Report how many lines of the following entries include the string "xlabel"; respond with the number alone.

[Start Records for processing]

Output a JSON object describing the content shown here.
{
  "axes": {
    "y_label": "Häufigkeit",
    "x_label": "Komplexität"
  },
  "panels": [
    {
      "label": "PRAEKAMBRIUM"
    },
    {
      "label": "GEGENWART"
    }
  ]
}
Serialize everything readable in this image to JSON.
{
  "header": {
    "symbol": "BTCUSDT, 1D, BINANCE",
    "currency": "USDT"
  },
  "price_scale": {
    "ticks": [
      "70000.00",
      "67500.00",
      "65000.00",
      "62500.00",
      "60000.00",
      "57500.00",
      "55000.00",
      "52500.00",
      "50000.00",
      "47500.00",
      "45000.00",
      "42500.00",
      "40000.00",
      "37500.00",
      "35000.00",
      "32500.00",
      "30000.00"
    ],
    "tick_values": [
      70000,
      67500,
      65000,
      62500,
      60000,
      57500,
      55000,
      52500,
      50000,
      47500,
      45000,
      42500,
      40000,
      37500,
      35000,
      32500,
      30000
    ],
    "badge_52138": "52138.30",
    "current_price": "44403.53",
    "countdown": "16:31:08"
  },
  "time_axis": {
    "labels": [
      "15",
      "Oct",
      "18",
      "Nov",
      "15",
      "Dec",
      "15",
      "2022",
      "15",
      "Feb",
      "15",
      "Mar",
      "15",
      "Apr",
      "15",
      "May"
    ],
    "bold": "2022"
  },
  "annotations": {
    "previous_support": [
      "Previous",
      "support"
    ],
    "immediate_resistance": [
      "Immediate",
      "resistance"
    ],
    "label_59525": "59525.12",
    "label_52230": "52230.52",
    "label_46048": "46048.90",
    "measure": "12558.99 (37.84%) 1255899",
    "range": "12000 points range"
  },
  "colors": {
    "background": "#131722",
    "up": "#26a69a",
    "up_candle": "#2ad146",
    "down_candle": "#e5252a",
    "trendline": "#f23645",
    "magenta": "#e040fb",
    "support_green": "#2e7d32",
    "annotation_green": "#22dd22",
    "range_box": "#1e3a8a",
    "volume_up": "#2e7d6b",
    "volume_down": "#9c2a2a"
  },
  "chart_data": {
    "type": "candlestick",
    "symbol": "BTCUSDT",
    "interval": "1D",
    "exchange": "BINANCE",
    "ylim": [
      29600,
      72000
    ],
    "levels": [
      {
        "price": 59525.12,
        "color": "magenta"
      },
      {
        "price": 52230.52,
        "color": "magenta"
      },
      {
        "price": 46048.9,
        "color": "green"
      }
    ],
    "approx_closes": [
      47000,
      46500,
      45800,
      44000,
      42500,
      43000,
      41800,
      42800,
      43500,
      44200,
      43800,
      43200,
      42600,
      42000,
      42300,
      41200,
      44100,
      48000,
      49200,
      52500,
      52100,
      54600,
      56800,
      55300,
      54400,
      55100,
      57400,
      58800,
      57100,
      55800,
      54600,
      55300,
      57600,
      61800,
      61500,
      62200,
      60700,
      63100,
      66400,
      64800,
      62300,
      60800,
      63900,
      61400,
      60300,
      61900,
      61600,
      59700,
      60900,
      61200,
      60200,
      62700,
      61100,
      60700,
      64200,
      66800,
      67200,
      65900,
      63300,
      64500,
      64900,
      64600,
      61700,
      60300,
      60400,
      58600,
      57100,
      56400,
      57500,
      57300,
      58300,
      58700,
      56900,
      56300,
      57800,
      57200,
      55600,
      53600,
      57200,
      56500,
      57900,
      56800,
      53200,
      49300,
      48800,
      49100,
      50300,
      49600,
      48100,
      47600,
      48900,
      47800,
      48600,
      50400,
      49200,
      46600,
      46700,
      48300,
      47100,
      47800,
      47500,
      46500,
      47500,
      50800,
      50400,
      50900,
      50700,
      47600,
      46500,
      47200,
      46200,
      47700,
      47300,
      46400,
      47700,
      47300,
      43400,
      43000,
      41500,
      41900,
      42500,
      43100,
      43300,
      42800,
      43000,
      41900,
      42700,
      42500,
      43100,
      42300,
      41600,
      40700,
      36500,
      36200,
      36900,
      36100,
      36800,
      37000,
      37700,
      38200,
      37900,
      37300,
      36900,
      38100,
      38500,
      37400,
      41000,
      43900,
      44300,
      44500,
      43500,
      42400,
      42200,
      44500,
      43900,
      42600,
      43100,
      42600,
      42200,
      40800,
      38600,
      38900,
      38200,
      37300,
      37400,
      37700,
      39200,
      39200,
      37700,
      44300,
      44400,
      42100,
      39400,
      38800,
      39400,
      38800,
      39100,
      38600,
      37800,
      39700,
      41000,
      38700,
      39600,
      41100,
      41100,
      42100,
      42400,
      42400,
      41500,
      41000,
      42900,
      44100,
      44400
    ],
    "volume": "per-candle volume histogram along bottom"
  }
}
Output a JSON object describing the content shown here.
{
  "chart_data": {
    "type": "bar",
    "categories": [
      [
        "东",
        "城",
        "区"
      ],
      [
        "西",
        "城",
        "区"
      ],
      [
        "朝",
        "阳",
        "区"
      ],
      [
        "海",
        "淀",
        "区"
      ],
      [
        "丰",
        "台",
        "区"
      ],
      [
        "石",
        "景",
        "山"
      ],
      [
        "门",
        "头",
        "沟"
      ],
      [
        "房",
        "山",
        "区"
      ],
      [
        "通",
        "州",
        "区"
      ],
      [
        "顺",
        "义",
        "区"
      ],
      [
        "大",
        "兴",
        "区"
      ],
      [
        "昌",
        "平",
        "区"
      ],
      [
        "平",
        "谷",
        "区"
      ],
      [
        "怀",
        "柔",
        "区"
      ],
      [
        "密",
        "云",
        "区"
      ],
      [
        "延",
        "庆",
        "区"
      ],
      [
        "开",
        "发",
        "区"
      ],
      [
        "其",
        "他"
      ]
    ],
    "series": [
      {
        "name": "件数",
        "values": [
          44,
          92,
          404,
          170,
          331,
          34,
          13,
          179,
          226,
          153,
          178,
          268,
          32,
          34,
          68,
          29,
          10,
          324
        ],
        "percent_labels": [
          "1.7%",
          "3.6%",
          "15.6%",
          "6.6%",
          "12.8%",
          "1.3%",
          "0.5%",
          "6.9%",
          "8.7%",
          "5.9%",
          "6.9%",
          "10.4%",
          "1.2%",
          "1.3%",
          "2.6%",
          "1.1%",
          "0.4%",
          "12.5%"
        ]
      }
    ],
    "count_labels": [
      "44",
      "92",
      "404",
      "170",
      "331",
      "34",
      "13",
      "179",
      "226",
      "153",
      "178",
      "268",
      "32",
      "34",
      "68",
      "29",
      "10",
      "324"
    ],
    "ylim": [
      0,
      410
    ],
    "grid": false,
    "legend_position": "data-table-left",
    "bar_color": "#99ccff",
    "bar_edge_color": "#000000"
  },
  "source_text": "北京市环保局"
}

[End Records for processing]
[Start Records for processing]

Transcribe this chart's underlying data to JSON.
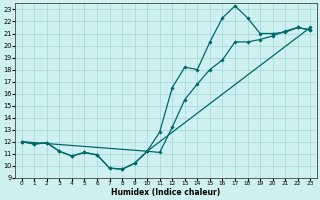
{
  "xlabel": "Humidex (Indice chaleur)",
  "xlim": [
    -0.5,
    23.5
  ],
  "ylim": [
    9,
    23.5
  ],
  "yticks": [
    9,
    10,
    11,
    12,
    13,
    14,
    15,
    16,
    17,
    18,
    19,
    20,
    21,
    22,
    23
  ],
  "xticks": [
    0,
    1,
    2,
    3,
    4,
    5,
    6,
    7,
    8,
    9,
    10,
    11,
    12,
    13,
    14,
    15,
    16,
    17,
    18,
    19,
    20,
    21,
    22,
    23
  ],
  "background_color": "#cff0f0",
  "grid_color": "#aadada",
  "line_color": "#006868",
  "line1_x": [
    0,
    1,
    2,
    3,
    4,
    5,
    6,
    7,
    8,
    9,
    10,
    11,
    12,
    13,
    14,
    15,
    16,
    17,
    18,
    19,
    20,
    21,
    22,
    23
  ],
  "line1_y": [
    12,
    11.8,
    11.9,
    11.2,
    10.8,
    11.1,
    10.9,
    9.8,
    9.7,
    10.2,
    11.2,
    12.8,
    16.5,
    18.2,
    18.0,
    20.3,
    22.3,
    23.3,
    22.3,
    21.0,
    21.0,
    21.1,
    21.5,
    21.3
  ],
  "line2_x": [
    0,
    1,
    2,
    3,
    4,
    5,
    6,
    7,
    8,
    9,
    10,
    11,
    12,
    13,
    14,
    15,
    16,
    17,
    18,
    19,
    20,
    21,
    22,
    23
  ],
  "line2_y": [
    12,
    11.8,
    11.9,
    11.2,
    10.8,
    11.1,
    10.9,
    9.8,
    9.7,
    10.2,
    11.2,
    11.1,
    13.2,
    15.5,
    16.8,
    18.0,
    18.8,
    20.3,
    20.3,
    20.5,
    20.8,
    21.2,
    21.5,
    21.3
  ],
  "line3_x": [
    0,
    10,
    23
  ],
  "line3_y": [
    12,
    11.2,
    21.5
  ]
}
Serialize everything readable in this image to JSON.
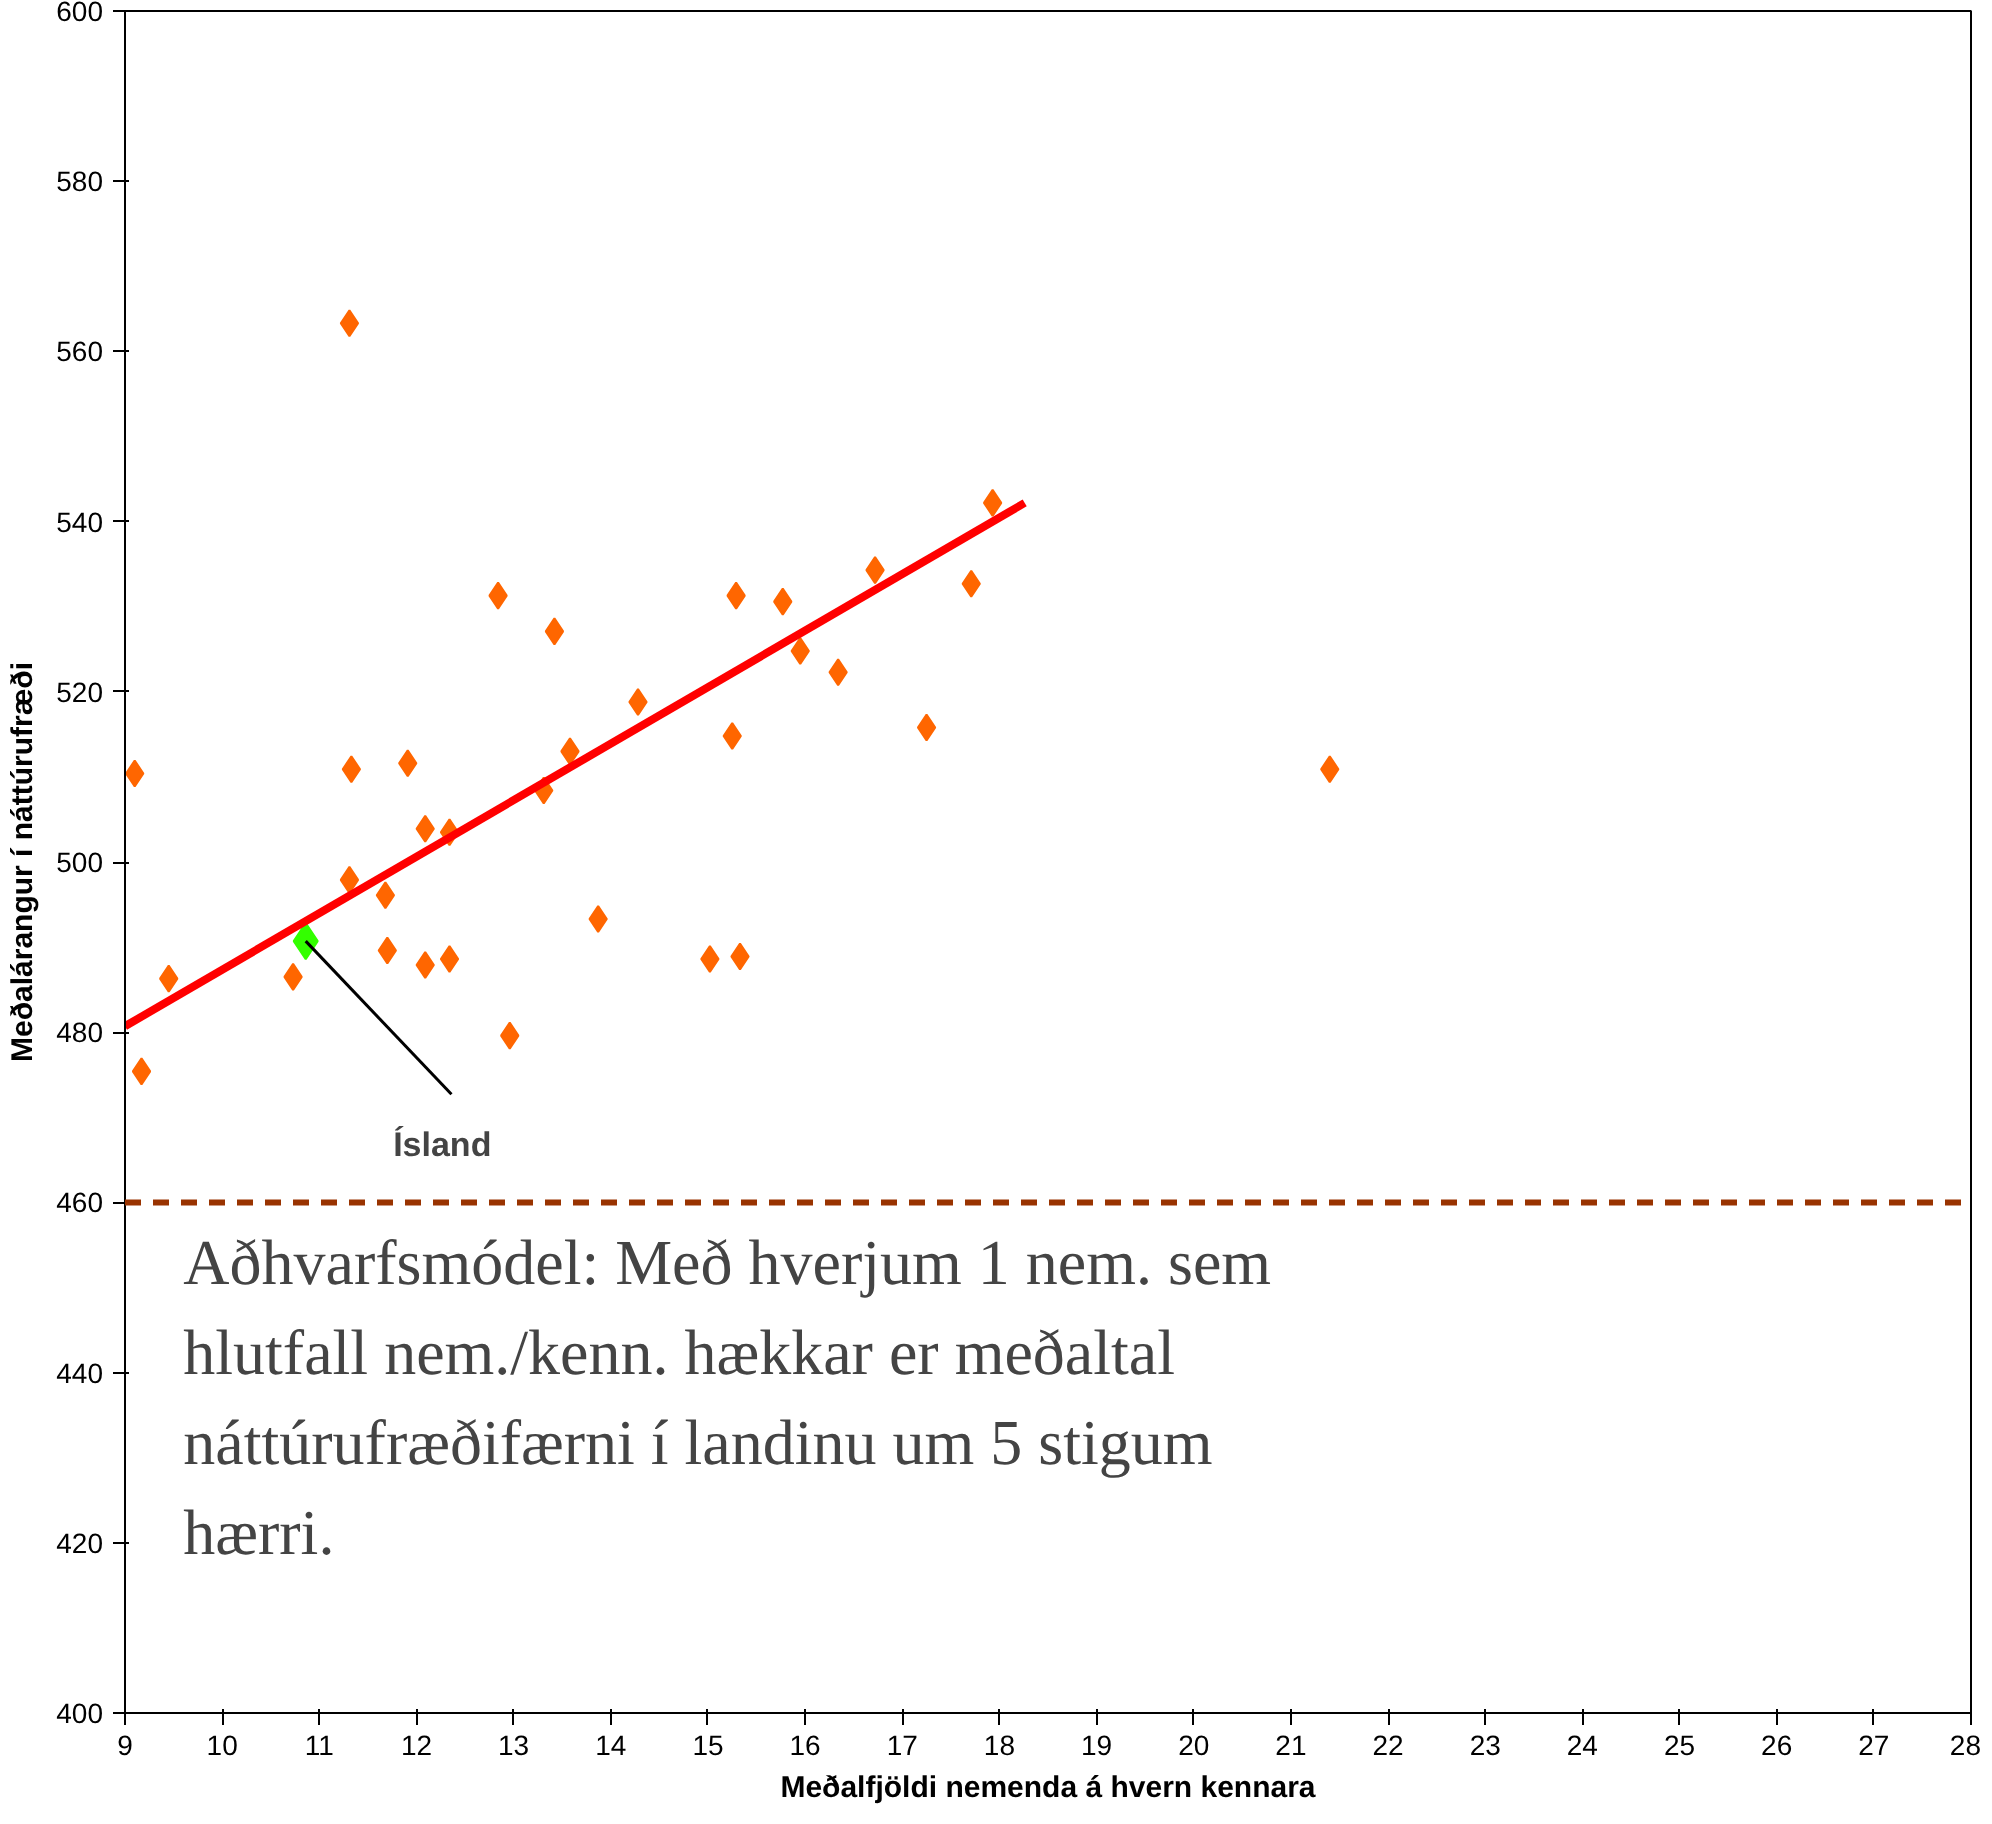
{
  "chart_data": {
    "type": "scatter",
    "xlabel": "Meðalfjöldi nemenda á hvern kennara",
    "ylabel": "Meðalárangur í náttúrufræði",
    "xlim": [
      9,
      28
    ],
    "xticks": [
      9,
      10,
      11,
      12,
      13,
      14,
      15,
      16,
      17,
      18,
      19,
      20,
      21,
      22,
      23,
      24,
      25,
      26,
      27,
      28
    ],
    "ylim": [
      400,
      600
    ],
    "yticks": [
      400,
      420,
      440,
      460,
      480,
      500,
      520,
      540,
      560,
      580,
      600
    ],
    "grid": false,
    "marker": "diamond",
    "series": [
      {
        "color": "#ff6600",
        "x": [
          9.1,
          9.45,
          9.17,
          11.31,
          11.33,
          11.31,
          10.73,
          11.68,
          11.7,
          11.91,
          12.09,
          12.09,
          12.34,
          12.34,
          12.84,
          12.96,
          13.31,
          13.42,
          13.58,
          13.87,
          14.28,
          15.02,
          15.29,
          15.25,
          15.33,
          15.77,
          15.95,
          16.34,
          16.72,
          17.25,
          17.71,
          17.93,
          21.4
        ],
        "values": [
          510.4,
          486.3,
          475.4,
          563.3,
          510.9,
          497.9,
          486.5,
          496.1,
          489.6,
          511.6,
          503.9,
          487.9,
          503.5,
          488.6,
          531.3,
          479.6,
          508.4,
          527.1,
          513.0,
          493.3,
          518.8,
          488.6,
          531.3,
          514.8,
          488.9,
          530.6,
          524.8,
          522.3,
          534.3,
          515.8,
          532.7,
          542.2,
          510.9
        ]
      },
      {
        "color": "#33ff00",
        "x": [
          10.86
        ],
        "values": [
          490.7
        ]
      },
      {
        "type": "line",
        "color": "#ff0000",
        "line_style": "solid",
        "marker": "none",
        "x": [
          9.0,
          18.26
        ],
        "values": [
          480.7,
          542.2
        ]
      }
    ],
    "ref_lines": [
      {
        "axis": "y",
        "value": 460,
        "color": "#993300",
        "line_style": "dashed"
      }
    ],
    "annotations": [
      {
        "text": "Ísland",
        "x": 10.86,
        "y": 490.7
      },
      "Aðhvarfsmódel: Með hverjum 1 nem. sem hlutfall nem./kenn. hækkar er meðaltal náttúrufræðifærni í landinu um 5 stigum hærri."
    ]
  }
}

[End Records for processing]

# Answer to the task:
2